-- Given data --
===
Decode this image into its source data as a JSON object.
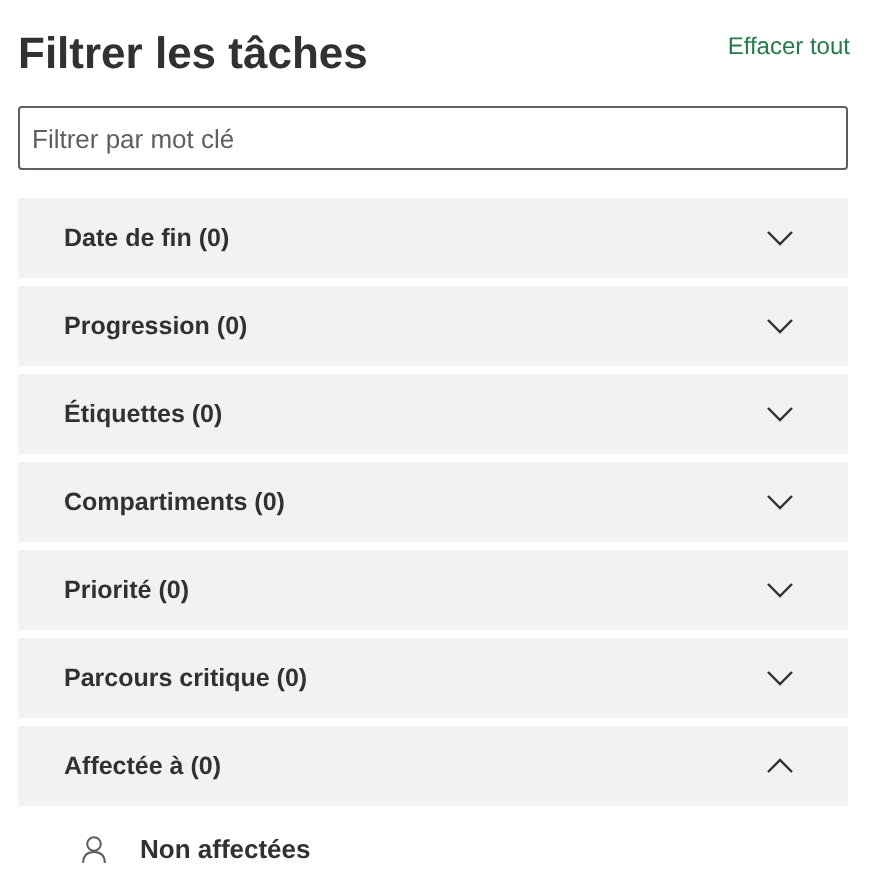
{
  "title": "Filtrer les tâches",
  "clear_all": "Effacer tout",
  "search": {
    "placeholder": "Filtrer par mot clé"
  },
  "sections": [
    {
      "label": "Date de fin (0)",
      "expanded": false
    },
    {
      "label": "Progression (0)",
      "expanded": false
    },
    {
      "label": "Étiquettes (0)",
      "expanded": false
    },
    {
      "label": "Compartiments (0)",
      "expanded": false
    },
    {
      "label": "Priorité (0)",
      "expanded": false
    },
    {
      "label": "Parcours critique (0)",
      "expanded": false
    },
    {
      "label": "Affectée à (0)",
      "expanded": true,
      "items": [
        {
          "label": "Non affectées"
        }
      ]
    }
  ]
}
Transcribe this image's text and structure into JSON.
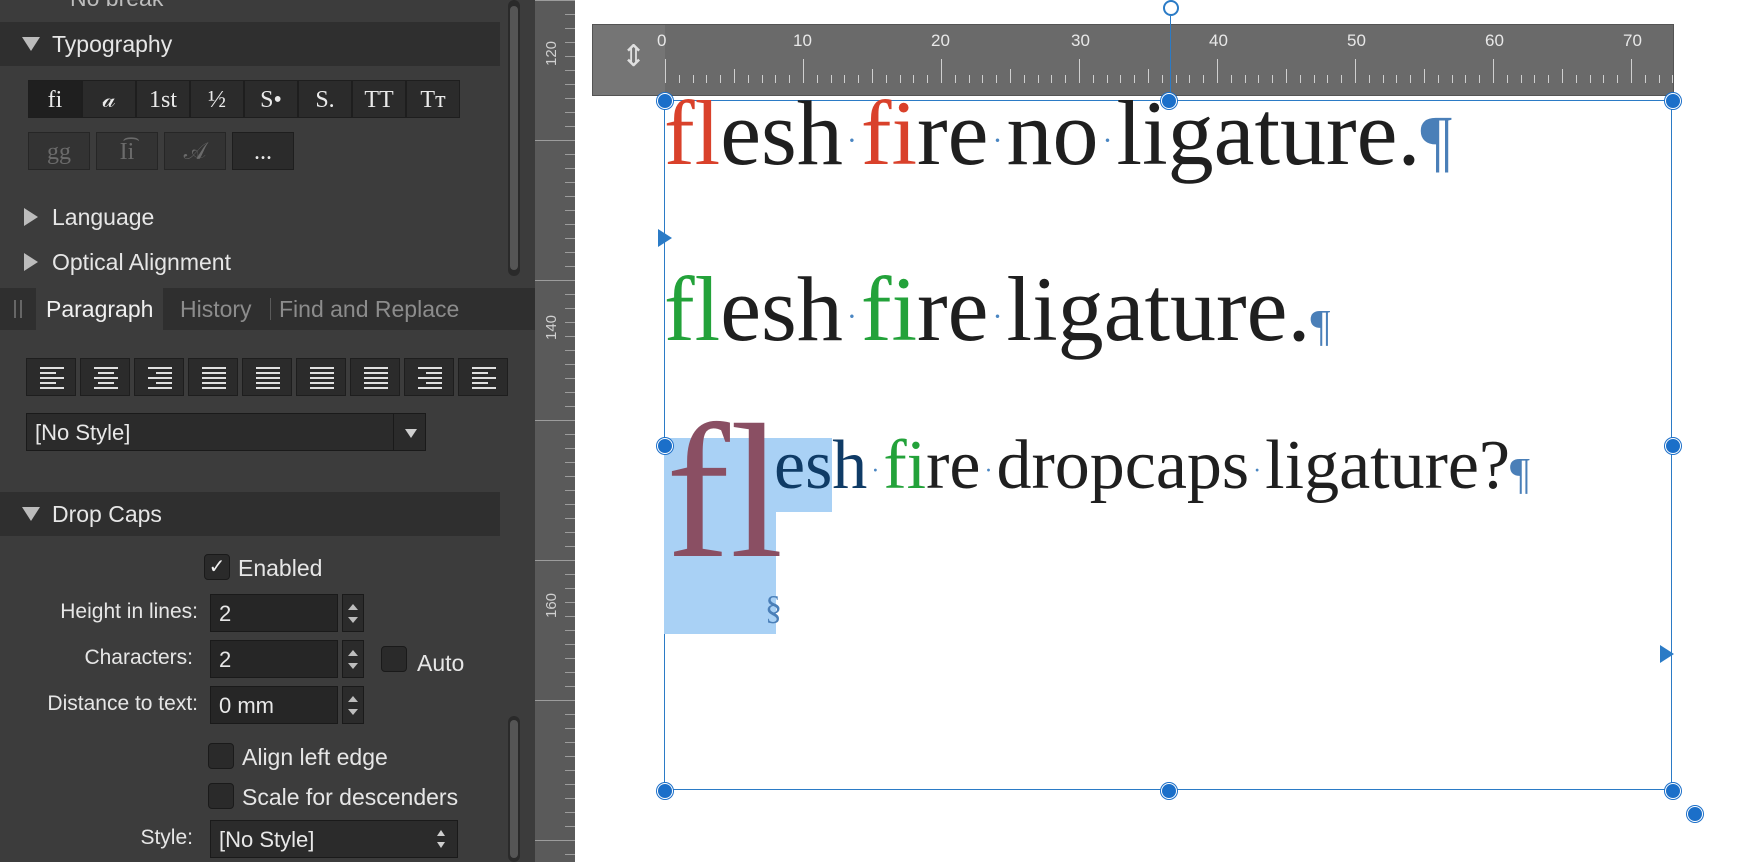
{
  "panel": {
    "top_cut_label": "No break",
    "typography": {
      "title": "Typography",
      "buttons_row1": [
        "fi",
        "𝒶",
        "1st",
        "½",
        "S•",
        "S.",
        "TT",
        "Tт"
      ],
      "buttons_row2": [
        "gg",
        "I͡i",
        "𝒜",
        "..."
      ]
    },
    "language": "Language",
    "optical_alignment": "Optical Alignment",
    "tabs": [
      "Paragraph",
      "History",
      "Find and Replace"
    ],
    "style_select": "[No Style]",
    "drop_caps": {
      "title": "Drop Caps",
      "enabled_label": "Enabled",
      "height_label": "Height in lines:",
      "height_value": "2",
      "characters_label": "Characters:",
      "characters_value": "2",
      "auto_label": "Auto",
      "distance_label": "Distance to text:",
      "distance_value": "0 mm",
      "align_left_label": "Align left edge",
      "scale_desc_label": "Scale for descenders",
      "style_label": "Style:",
      "style_value": "[No Style]"
    }
  },
  "ruler": {
    "vertical": [
      "120",
      "140",
      "160"
    ],
    "horizontal": [
      "0",
      "10",
      "20",
      "30",
      "40",
      "50",
      "60",
      "70"
    ]
  },
  "document": {
    "line1": {
      "lig1": "fl",
      "w1": "esh",
      "lig2": "fi",
      "w2": "re",
      "w3": "no",
      "w4": "ligature."
    },
    "line2": {
      "lig1": "fl",
      "w1": "esh",
      "lig2": "fi",
      "w2": "re",
      "w3": "ligature."
    },
    "line3": {
      "dropcap": "fl",
      "w1": "esh",
      "lig2": "fi",
      "w2": "re",
      "w3": "dropcaps",
      "w4": "ligature?"
    },
    "pilcrow": "¶",
    "section": "§"
  },
  "colors": {
    "red": "#d9412b",
    "green": "#23a23a",
    "dropcap": "#8a4f63",
    "highlight": "#a9d1f5",
    "frame": "#2b7bc6"
  }
}
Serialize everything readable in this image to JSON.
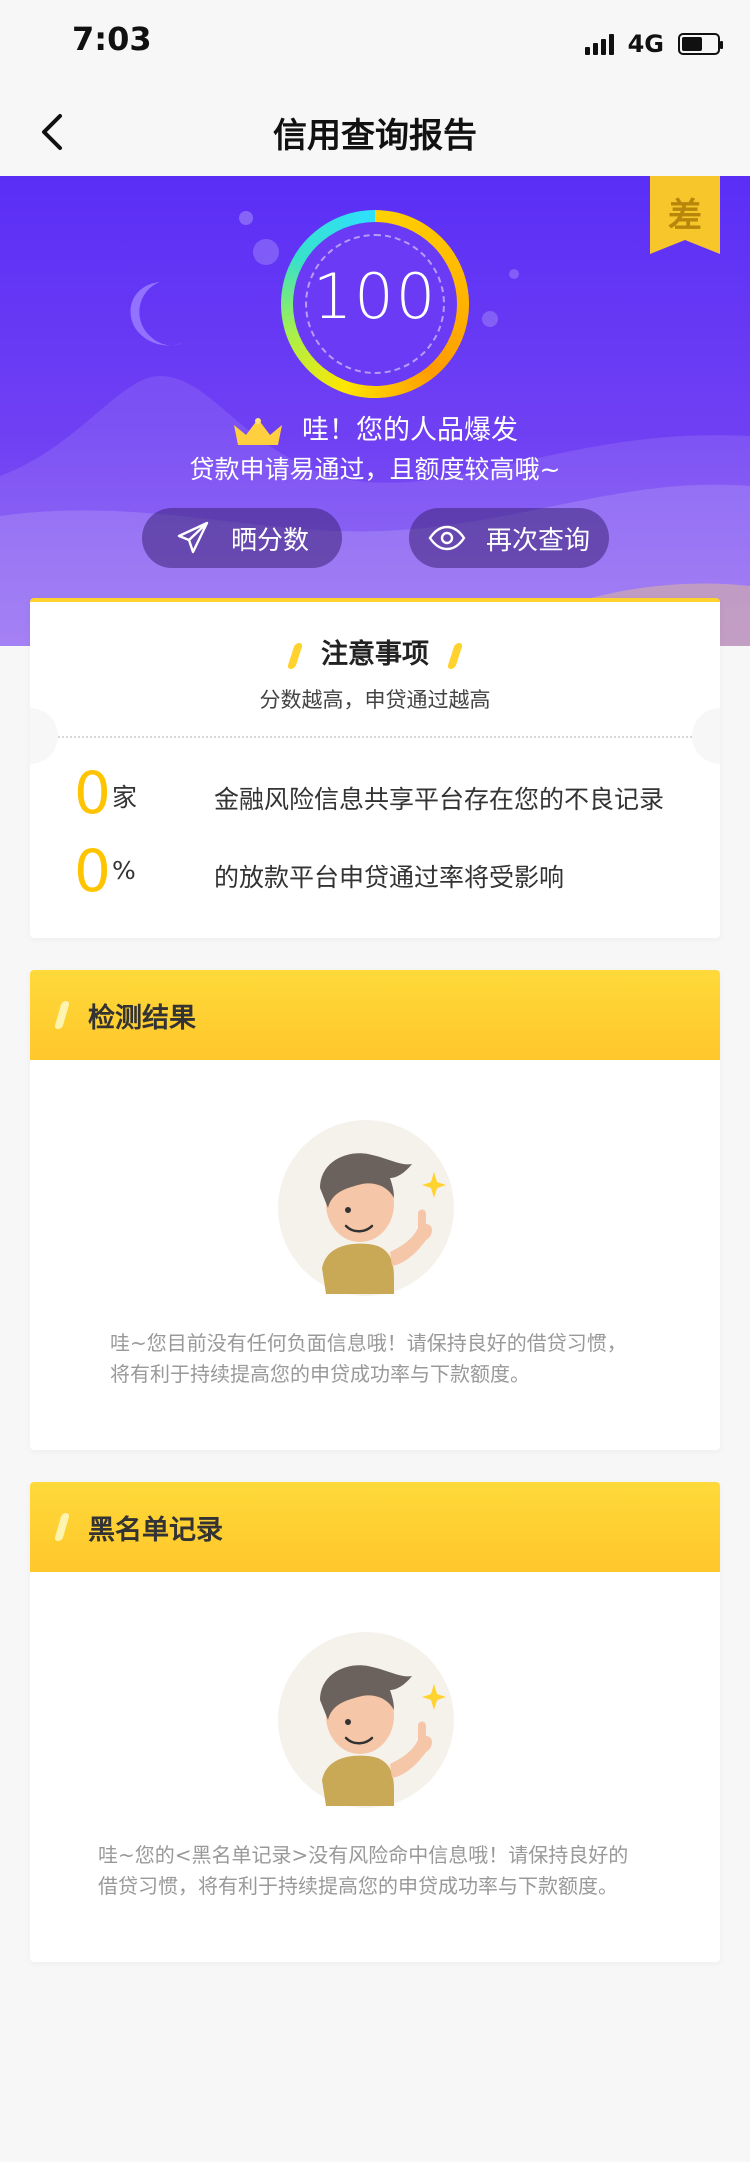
{
  "status_bar": {
    "time": "7:03",
    "network": "4G"
  },
  "nav": {
    "title": "信用查询报告"
  },
  "hero": {
    "badge": "差",
    "score": "100",
    "headline": "哇！您的人品爆发",
    "subline": "贷款申请易通过，且额度较高哦~",
    "share_button": "晒分数",
    "requery_button": "再次查询"
  },
  "notice": {
    "title": "注意事项",
    "subtitle": "分数越高，申贷通过越高",
    "stats": [
      {
        "value": "0",
        "unit": "家",
        "text": "金融风险信息共享平台存在您的不良记录"
      },
      {
        "value": "0",
        "unit": "%",
        "text": "的放款平台申贷通过率将受影响"
      }
    ]
  },
  "detection": {
    "title": "检测结果",
    "desc_line1": "哇~您目前没有任何负面信息哦！请保持良好的借贷习惯，",
    "desc_line2": "将有利于持续提高您的申贷成功率与下款额度。"
  },
  "blacklist": {
    "title": "黑名单记录",
    "desc_line1": "哇~您的<黑名单记录>没有风险命中信息哦！请保持良好的",
    "desc_line2": "借贷习惯，将有利于持续提高您的申贷成功率与下款额度。"
  },
  "colors": {
    "hero_purple": "#5b2ef6",
    "accent_yellow": "#ffc400",
    "section_yellow": "#ffd22e"
  },
  "icons": [
    "back-icon",
    "signal-icon",
    "battery-icon",
    "crown-icon",
    "paper-plane-icon",
    "eye-icon",
    "moon-icon"
  ]
}
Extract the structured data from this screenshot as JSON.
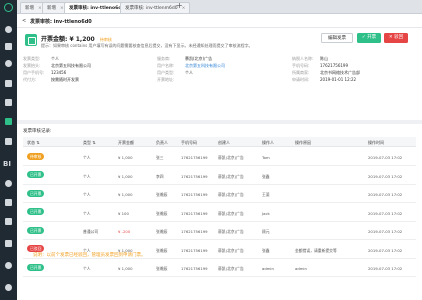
{
  "sidebar": {
    "bi_label": "BI"
  },
  "tabs": [
    {
      "label": "新增",
      "close": "×"
    },
    {
      "label": "新增",
      "close": "×"
    },
    {
      "label": "发票审核: inv-ttleno6d0",
      "close": "×"
    },
    {
      "label": "发票审核: inv-ttlenm6d0",
      "close": "×"
    }
  ],
  "tab_add": "+",
  "header": {
    "back": "<",
    "breadcrumb": "发票审核: inv-ttleno6d0",
    "amount_title": "开票金额: ¥ 1,200",
    "status_tag": "待审核",
    "notice": "提示：如果审核 contains 用户填写有误的问题需要核查信息后提交，没有下显示。未经通知处理而提交了审核流程字。",
    "buttons": {
      "edit": "编辑发票",
      "approve": "✓ 开票",
      "reject": "✕ 驳回"
    }
  },
  "fields": [
    {
      "k": "发票类型:",
      "v": "个人",
      "blue": false
    },
    {
      "k": "发票抬头:",
      "v": "北京第五科技有限公司",
      "blue": false
    },
    {
      "k": "用户手机号:",
      "v": "123456",
      "blue": false
    },
    {
      "k": "代付方:",
      "v": "按需随时开发票",
      "blue": false
    },
    {
      "k": "服务商:",
      "v": "慕凯(北京)广告",
      "blue": false
    },
    {
      "k": "用户名称:",
      "v": "北京第五科技有限公司",
      "blue": true
    },
    {
      "k": "用户类型:",
      "v": "个人",
      "blue": false
    },
    {
      "k": "开票地址:",
      "v": "",
      "blue": false
    },
    {
      "k": "纳税人名称:",
      "v": "陈山",
      "blue": false
    },
    {
      "k": "手机号码:",
      "v": "17621756199",
      "blue": false
    },
    {
      "k": "所属商家:",
      "v": "北京书网络技术广告部",
      "blue": false
    },
    {
      "k": "申请时间:",
      "v": "2019-01-01 12:22",
      "blue": false
    }
  ],
  "records": {
    "title": "发票审核记录:",
    "columns": [
      "状态 ⇅",
      "类型 ⇅",
      "开票金额",
      "负责人",
      "手机号码",
      "创建人",
      "操作人",
      "操作原因",
      "操作时间"
    ],
    "rows": [
      {
        "status": "待审核",
        "color": "#f0a020",
        "type": "个人",
        "amount": "¥ 1,000",
        "neg": false,
        "owner": "张三",
        "phone": "17621756199",
        "creator": "慕凯(北京)广告",
        "operator": "Tom",
        "reason": "",
        "time": "2019-07-03 17:02"
      },
      {
        "status": "已开票",
        "color": "#2fc08a",
        "type": "个人",
        "amount": "¥ 1,000",
        "neg": false,
        "owner": "李四",
        "phone": "17621756199",
        "creator": "慕凯(北京)广告",
        "operator": "张鑫",
        "reason": "",
        "time": "2019-07-03 17:02"
      },
      {
        "status": "已开票",
        "color": "#2fc08a",
        "type": "个人",
        "amount": "¥ 1,000",
        "neg": false,
        "owner": "张瀚辰",
        "phone": "17621756199",
        "creator": "慕凯(北京)广告",
        "operator": "王斐",
        "reason": "",
        "time": "2019-07-03 17:02"
      },
      {
        "status": "已开票",
        "color": "#2fc08a",
        "type": "个人",
        "amount": "¥ 100",
        "neg": false,
        "owner": "张瀚辰",
        "phone": "17621756199",
        "creator": "慕凯(北京)广告",
        "operator": "Jack",
        "reason": "",
        "time": "2019-07-03 17:02"
      },
      {
        "status": "已开票",
        "color": "#2fc08a",
        "type": "普通公司",
        "amount": "¥ -200",
        "neg": true,
        "owner": "张瀚辰",
        "phone": "17621756199",
        "creator": "慕凯(北京)广告",
        "operator": "顾元",
        "reason": "",
        "time": "2019-07-03 17:02"
      },
      {
        "status": "已驳回",
        "color": "#e64545",
        "type": "个人",
        "amount": "¥ 1,000",
        "neg": false,
        "owner": "张瀚辰",
        "phone": "17621756199",
        "creator": "慕凯(北京)广告",
        "operator": "张鑫",
        "reason": "金额错误，请重新提交等",
        "time": "2019-07-03 17:02"
      },
      {
        "status": "已开票",
        "color": "#2fc08a",
        "type": "个人",
        "amount": "¥ 1,000",
        "neg": false,
        "owner": "张瀚辰",
        "phone": "17621756199",
        "creator": "慕凯(北京)广告",
        "operator": "admin",
        "reason": "admin",
        "time": "2019-07-03 17:02"
      }
    ]
  },
  "footer_note": "说明：以前个发票已经驳回，管理员发票回到申请门票。"
}
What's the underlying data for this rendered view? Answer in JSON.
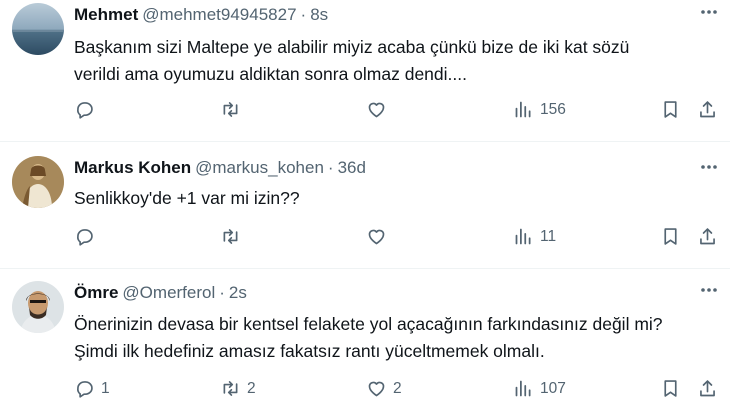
{
  "tweets": [
    {
      "name": "Mehmet",
      "handle": "@mehmet94945827",
      "separator": "·",
      "time": "8s",
      "lines": [
        "Başkanım sizi Maltepe ye alabilir miyiz acaba çünkü bize de iki kat sözü",
        "verildi ama oyumuzu aldiktan sonra olmaz dendi...."
      ],
      "replies": "",
      "reposts": "",
      "likes": "",
      "views": "156"
    },
    {
      "name": "Markus Kohen",
      "handle": "@markus_kohen",
      "separator": "·",
      "time": "36d",
      "lines": [
        "Senlikkoy'de +1 var mi izin??"
      ],
      "replies": "",
      "reposts": "",
      "likes": "",
      "views": "11"
    },
    {
      "name": "Ömre",
      "handle": "@Omerferol",
      "separator": "·",
      "time": "2s",
      "lines": [
        "Önerinizin devasa bir kentsel felakete yol açacağının farkındasınız değil mi?",
        "Şimdi ilk hedefiniz amasız fakatsız rantı yüceltmemek olmalı."
      ],
      "replies": "1",
      "reposts": "2",
      "likes": "2",
      "views": "107"
    }
  ],
  "icons": {
    "reply": "reply-icon",
    "repost": "repost-icon",
    "like": "heart-icon",
    "views": "views-icon",
    "bookmark": "bookmark-icon",
    "share": "share-icon",
    "more": "more-icon"
  },
  "colors": {
    "text": "#0f1419",
    "secondary": "#536471",
    "divider": "#eff3f4"
  }
}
===
-- Problem statement --
Copy each line of the listing that contains the string "将有利于持续提高您的申贷成功率与下款额度".

-- Answer in full --
    "desc_line2": "将有利于持续提高您的申贷成功率与下款额度。"
    "desc_line2": "借贷习惯，将有利于持续提高您的申贷成功率与下款额度。"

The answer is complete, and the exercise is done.